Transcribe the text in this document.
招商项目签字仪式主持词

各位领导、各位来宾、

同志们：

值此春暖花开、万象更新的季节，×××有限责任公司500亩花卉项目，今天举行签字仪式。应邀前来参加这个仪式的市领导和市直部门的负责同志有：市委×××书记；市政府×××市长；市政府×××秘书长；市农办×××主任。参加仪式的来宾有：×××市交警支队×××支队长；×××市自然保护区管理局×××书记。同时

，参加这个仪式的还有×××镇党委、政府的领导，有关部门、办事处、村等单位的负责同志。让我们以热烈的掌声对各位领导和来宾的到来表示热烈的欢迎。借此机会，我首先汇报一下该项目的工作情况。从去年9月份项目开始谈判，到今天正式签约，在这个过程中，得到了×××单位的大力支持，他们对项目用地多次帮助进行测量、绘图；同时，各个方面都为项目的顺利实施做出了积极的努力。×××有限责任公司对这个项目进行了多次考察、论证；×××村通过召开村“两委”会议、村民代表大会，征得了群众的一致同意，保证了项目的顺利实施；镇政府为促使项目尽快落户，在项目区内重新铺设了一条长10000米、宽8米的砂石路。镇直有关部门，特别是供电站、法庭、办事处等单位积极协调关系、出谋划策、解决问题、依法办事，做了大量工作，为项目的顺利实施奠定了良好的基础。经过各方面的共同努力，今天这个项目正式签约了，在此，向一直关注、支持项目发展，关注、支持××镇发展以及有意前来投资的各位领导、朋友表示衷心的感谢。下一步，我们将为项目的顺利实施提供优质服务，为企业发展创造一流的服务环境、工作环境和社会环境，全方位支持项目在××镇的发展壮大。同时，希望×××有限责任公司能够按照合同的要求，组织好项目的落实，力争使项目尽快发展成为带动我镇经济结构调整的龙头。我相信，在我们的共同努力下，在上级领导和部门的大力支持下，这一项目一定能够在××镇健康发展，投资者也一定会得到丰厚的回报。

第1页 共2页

- Stated problem:
Return the lines above exactly, keeping every word.

- Answer for the task:
Transcribe the text in this document.
招商项目签字仪式主持词

各位领导、各位来宾、

同志们：

值此春暖花开、万象更新的季节，×××有限责任公司500亩花卉项目，今天举行签字仪式。应邀前来参加这个仪式的市领导和市直部门的负责同志有：市委×××书记；市政府×××市长；市政府×××秘书长；市农办×××主任。参加仪式的来宾有：×××市交警支队×××支队长；×××市自然保护区管理局×××书记。同时

，参加这个仪式的还有×××镇党委、政府的领导，有关部门、办事处、村等单位的负责同志。让我们以热烈的掌声对各位领导和来宾的到来表示热烈的欢迎。借此机会，我首先汇报一下该项目的工作情况。从去年9月份项目开始谈判，到今天正式签约，在这个过程中，得到了×××单位的大力支持，他们对项目用地多次帮助进行测量、绘图；同时，各个方面都为项目的顺利实施做出了积极的努力。×××有限责任公司对这个项目进行了多次考察、论证；×××村通过召开村“两委”会议、村民代表大会，征得了群众的一致同意，保证了项目的顺利实施；镇政府为促使项目尽快落户，在项目区内重新铺设了一条长10000米、宽8米的砂石路。镇直有关部门，特别是供电站、法庭、办事处等单位积极协调关系、出谋划策、解决问题、依法办事，做了大量工作，为项目的顺利实施奠定了良好的基础。经过各方面的共同努力，今天这个项目正式签约了，在此，向一直关注、支持项目发展，关注、支持××镇发展以及有意前来投资的各位领导、朋友表示衷心的感谢。下一步，我们将为项目的顺利实施提供优质服务，为企业发展创造一流的服务环境、工作环境和社会环境，全方位支持项目在××镇的发展壮大。同时，希望×××有限责任公司能够按照合同的要求，组织好项目的落实，力争使项目尽快发展成为带动我镇经济结构调整的龙头。我相信，在我们的共同努力下，在上级领导和部门的大力支持下，这一项目一定能够在××镇健康发展，投资者也一定会得到丰厚的回报。

第1页 共2页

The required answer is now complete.